#### GIVEN PROBLEM:
Determine which lines of the records include the word "REDE", and copy them.

#### RECORDS:

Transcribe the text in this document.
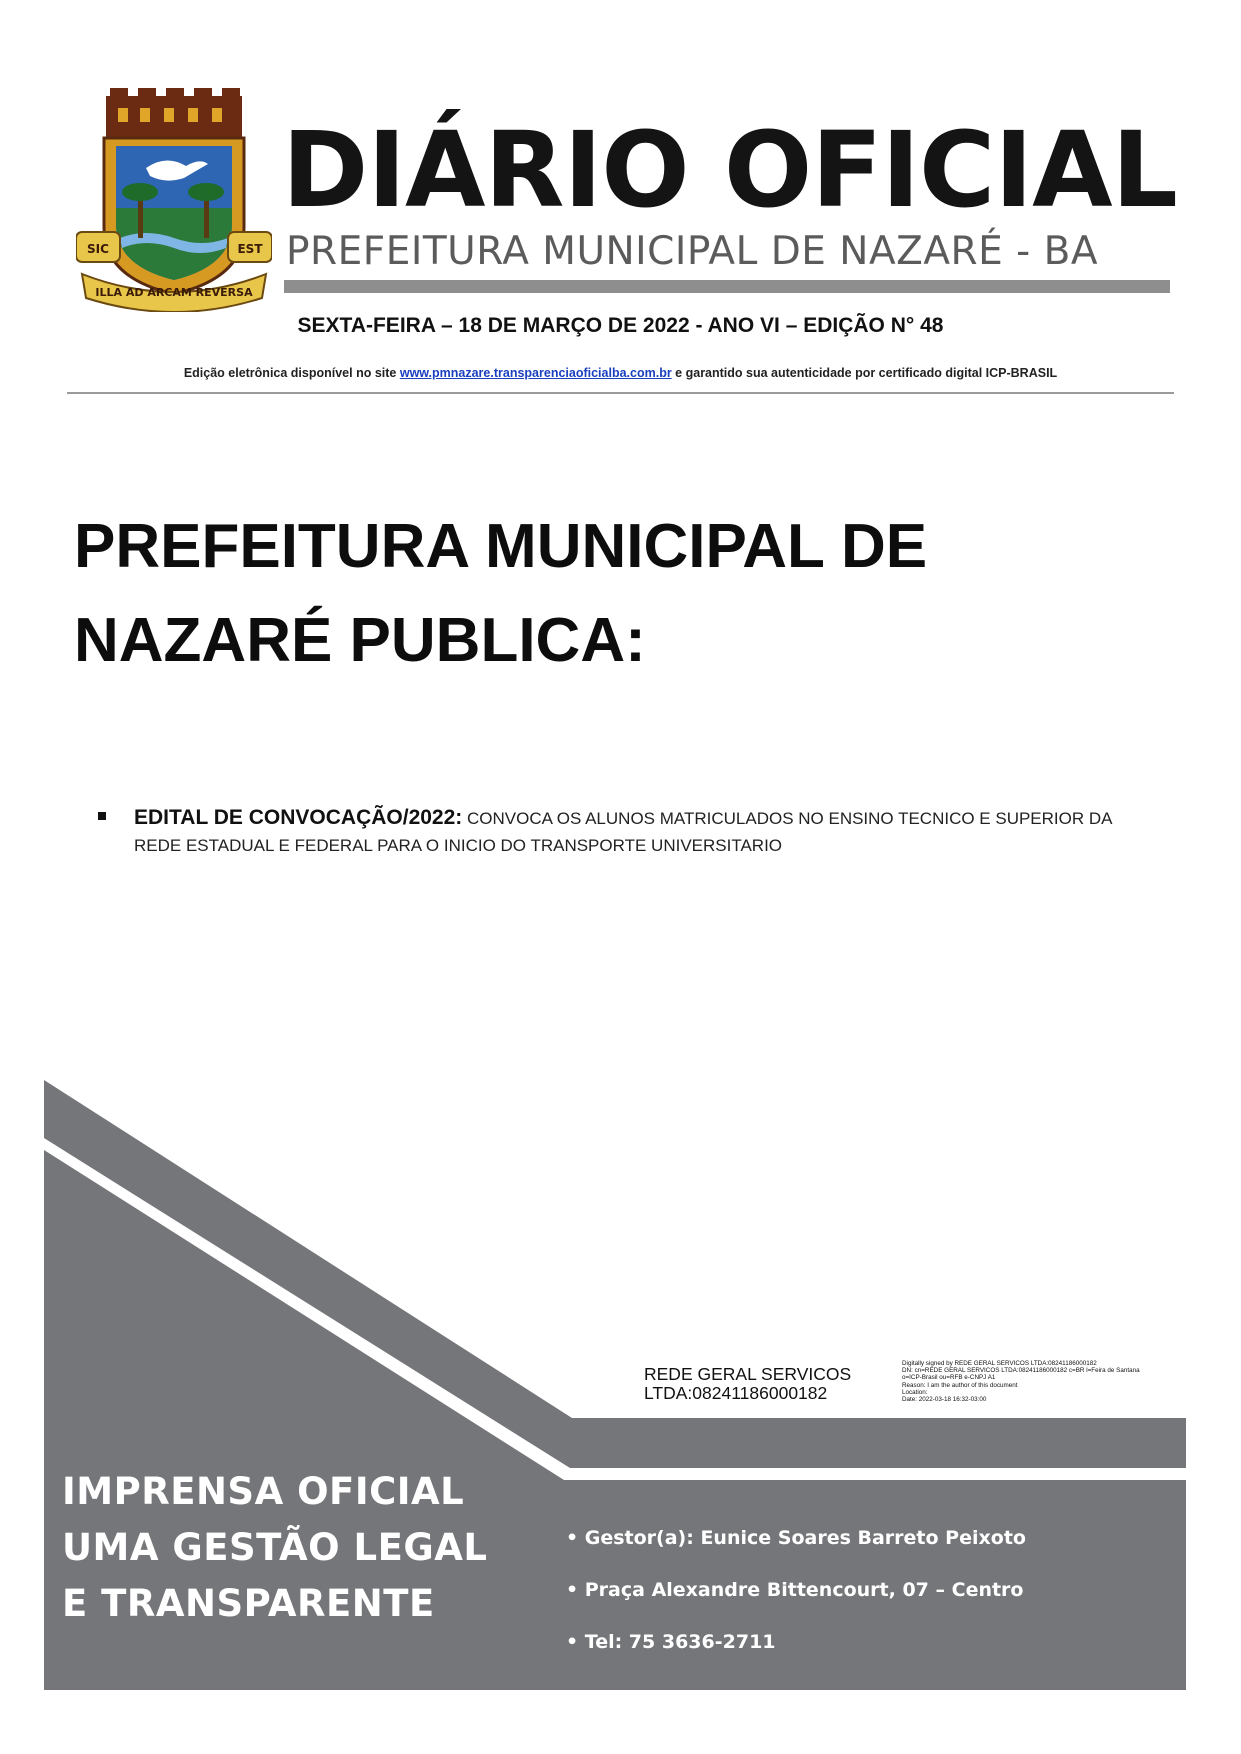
SIC	EST
ILLA AD ARCAM REVERSA
DIÁRIO OFICIAL
PREFEITURA MUNICIPAL DE NAZARÉ - BA
SEXTA-FEIRA – 18 DE MARÇO DE 2022 - ANO VI – EDIÇÃO N° 48
Edição eletrônica disponível no site www.pmnazare.transparenciaoficialba.com.br e garantido sua autenticidade por certificado digital ICP-BRASIL
PREFEITURA MUNICIPAL DE
NAZARÉ PUBLICA:
EDITAL DE CONVOCAÇÃO/2022: CONVOCA OS ALUNOS MATRICULADOS NO ENSINO TECNICO E SUPERIOR DA REDE ESTADUAL E FEDERAL PARA O INICIO DO TRANSPORTE UNIVERSITARIO
REDE GERAL SERVICOS
LTDA:08241186000182
Digitally signed by REDE GERAL SERVICOS LTDA:08241186000182
DN: cn=REDE GERAL SERVICOS LTDA:08241186000182 c=BR l=Feira de Santana
o=ICP-Brasil ou=RFB e-CNPJ A1
Reason: I am the author of this document
Location:
Date: 2022-03-18 16:32-03:00
IMPRENSA OFICIAL
UMA GESTÃO LEGAL
E TRANSPARENTE
• Gestor(a): Eunice Soares Barreto Peixoto
• Praça Alexandre Bittencourt, 07 – Centro
• Tel: 75 3636-2711
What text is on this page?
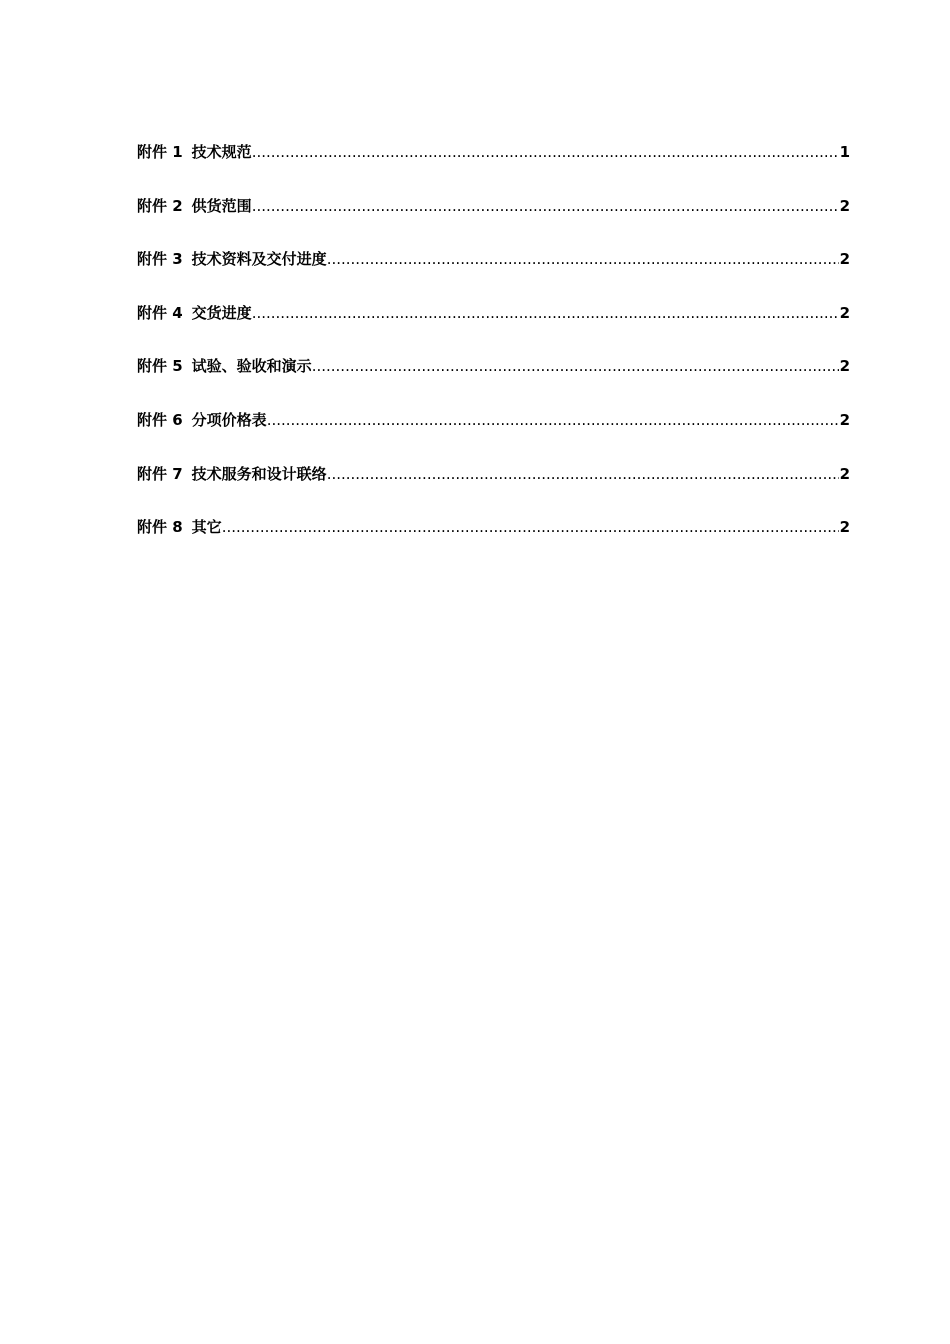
附件 1 技术规范 .....	1
附件 2 供货范围 .....	2
附件 3 技术资料及交付进度 .....	2
附件 4 交货进度 .....	2
附件 5 试验、验收和演示 .....	2
附件 6 分项价格表 .....	2
附件 7 技术服务和设计联络 .....	2
附件 8 其它 .....	2
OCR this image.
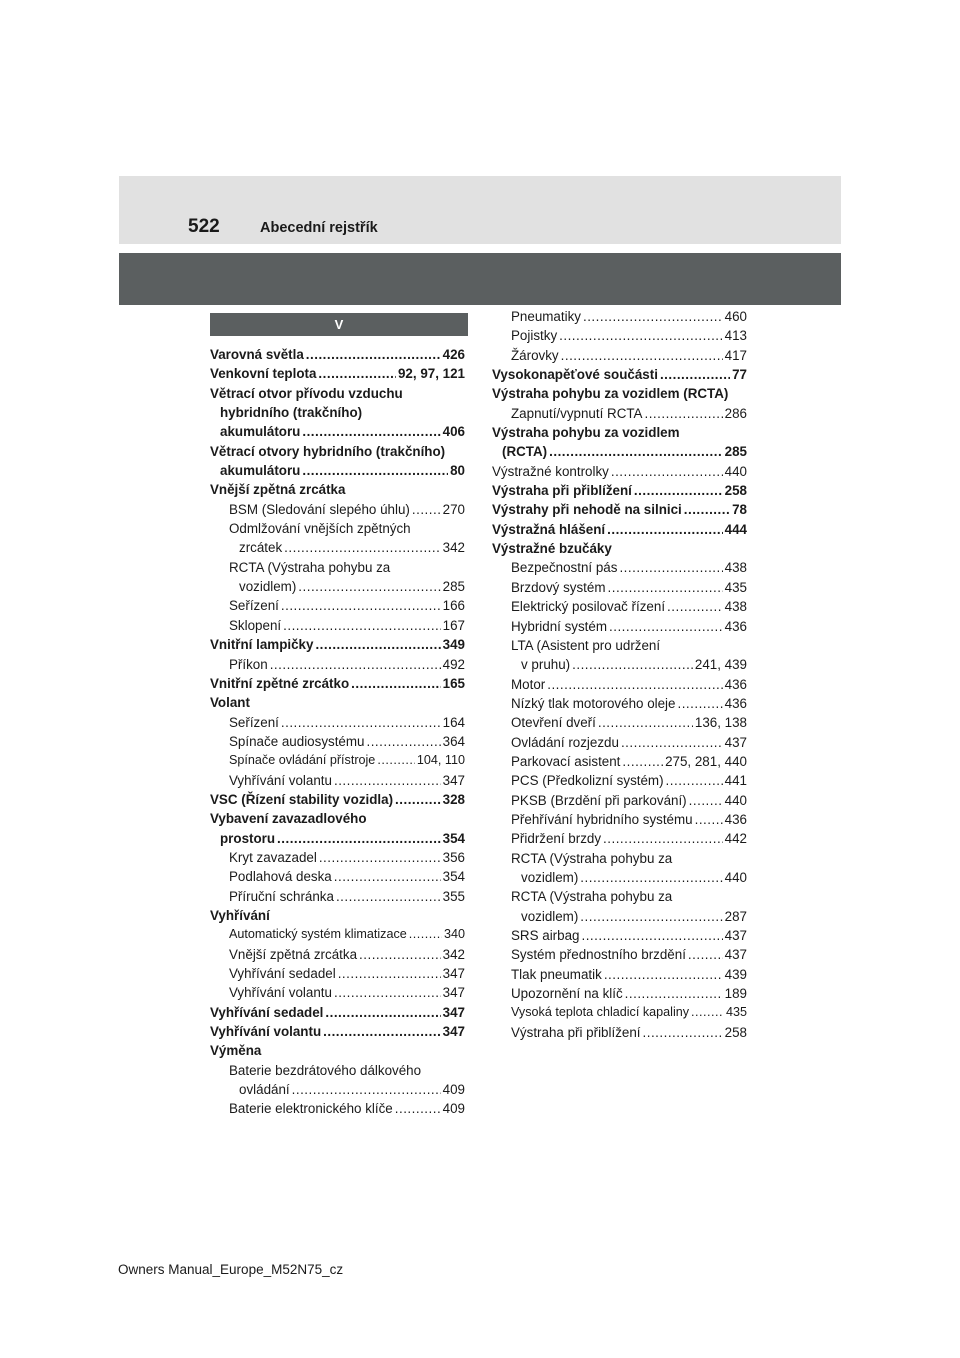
522	Abecední rejstřík
V
Varovná světla .....	426
Venkovní teplota .....	92, 97, 121
Větrací otvor přívodu vzduchu
hybridního (trakčního)
akumulátoru .....	406
Větrací otvory hybridního (trakčního)
akumulátoru .....	80
Vnější zpětná zrcátka
BSM (Sledování slepého úhlu) ..... 270
Odmlžování vnějších zpětných
zrcátek .....	342
RCTA (Výstraha pohybu za
vozidlem) .....	285
Seřízení .....	166
Sklopení .....	167
Vnitřní lampičky .....	349
Příkon .....	492
Vnitřní zpětné zrcátko .....	165
Volant
Seřízení .....	164
Spínače audiosystému .....	364
Spínače ovládání přístroje .....	104, 110
Vyhřívání volantu .....	347
VSC (Řízení stability vozidla) .....	328
Vybavení zavazadlového
prostoru .....	354
Kryt zavazadel .....	356
Podlahová deska .....	354
Příruční schránka .....	355
Vyhřívání
Automatický systém klimatizace .....	340
Vnější zpětná zrcátka .....	342
Vyhřívání sedadel .....	347
Vyhřívání volantu .....	347
Vyhřívání sedadel .....	347
Vyhřívání volantu .....	347
Výměna
Baterie bezdrátového dálkového
ovládání .....	409
Baterie elektronického klíče .....	409
Pneumatiky .....	460
Pojistky .....	413
Žárovky .....	417
Vysokonapěťové součásti .....	77
Výstraha pohybu za vozidlem (RCTA)
Zapnutí/vypnutí RCTA .....	286
Výstraha pohybu za vozidlem
(RCTA) .....	285
Výstražné kontrolky .....	440
Výstraha při přiblížení .....	258
Výstrahy při nehodě na silnici .....	78
Výstražná hlášení .....	444
Výstražné bzučáky
Bezpečnostní pás .....	438
Brzdový systém .....	435
Elektrický posilovač řízení .....	438
Hybridní systém .....	436
LTA (Asistent pro udržení
v pruhu) .....	241, 439
Motor .....	436
Nízký tlak motorového oleje .....	436
Otevření dveří .....	136, 138
Ovládání rozjezdu .....	437
Parkovací asistent .....	275, 281, 440
PCS (Předkolizní systém) .....	441
PKSB (Brzdění při parkování) .....	440
Přehřívání hybridního systému ..... 436
Přidržení brzdy .....	442
RCTA (Výstraha pohybu za
vozidlem) .....	440
RCTA (Výstraha pohybu za
vozidlem) .....	287
SRS airbag .....	437
Systém přednostního brzdění .....	437
Tlak pneumatik .....	439
Upozornění na klíč .....	189
Vysoká teplota chladicí kapaliny .....	435
Výstraha při přiblížení .....	258
Owners Manual_Europe_M52N75_cz
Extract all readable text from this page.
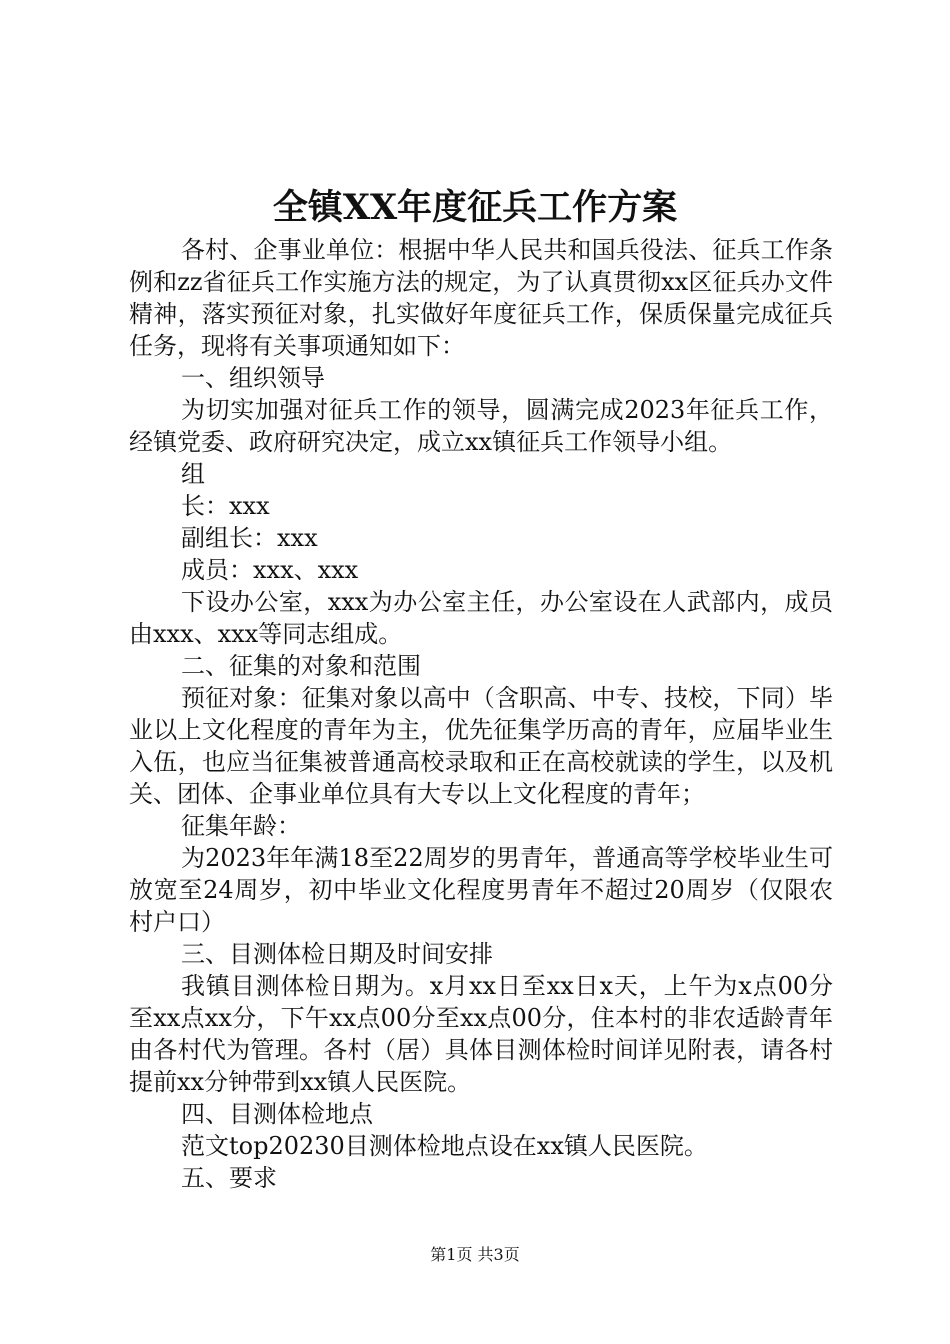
全镇XX年度征兵工作方案

各村、企事业单位：根据中华人民共和国兵役法、征兵工作条例和zz省征兵工作实施方法的规定，为了认真贯彻xx区征兵办文件精神，落实预征对象，扎实做好年度征兵工作，保质保量完成征兵任务，现将有关事项通知如下：

一、组织领导

为切实加强对征兵工作的领导，圆满完成2023年征兵工作，经镇党委、政府研究决定，成立xx镇征兵工作领导小组。

组

长：xxx

副组长：xxx

成员：xxx、xxx

下设办公室，xxx为办公室主任，办公室设在人武部内，成员由xxx、xxx等同志组成。

二、征集的对象和范围

预征对象：征集对象以高中（含职高、中专、技校，下同）毕业以上文化程度的青年为主，优先征集学历高的青年，应届毕业生入伍，也应当征集被普通高校录取和正在高校就读的学生，以及机关、团体、企事业单位具有大专以上文化程度的青年；

征集年龄：

为2023年年满18至22周岁的男青年，普通高等学校毕业生可放宽至24周岁，初中毕业文化程度男青年不超过20周岁（仅限农村户口）

三、目测体检日期及时间安排

我镇目测体检日期为。x月xx日至xx日x天，上午为x点00分至xx点xx分，下午xx点00分至xx点00分，住本村的非农适龄青年由各村代为管理。各村（居）具体目测体检时间详见附表，请各村提前xx分钟带到xx镇人民医院。

四、目测体检地点

范文top20230目测体检地点设在xx镇人民医院。

五、要求

第1页 共3页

#### COMPLETE OUTPUT:
EDITAL DE CONVOCAÇÃO/2022: CONVOCA OS ALUNOS MATRICULADOS NO ENSINO TECNICO E SUPERIOR DA REDE ESTADUAL E FEDERAL PARA O INICIO DO TRANSPORTE UNIVERSITARIO
REDE GERAL SERVICOS
Digitally signed by REDE GERAL SERVICOS LTDA:08241186000182
DN: cn=REDE GERAL SERVICOS LTDA:08241186000182 c=BR l=Feira de Santana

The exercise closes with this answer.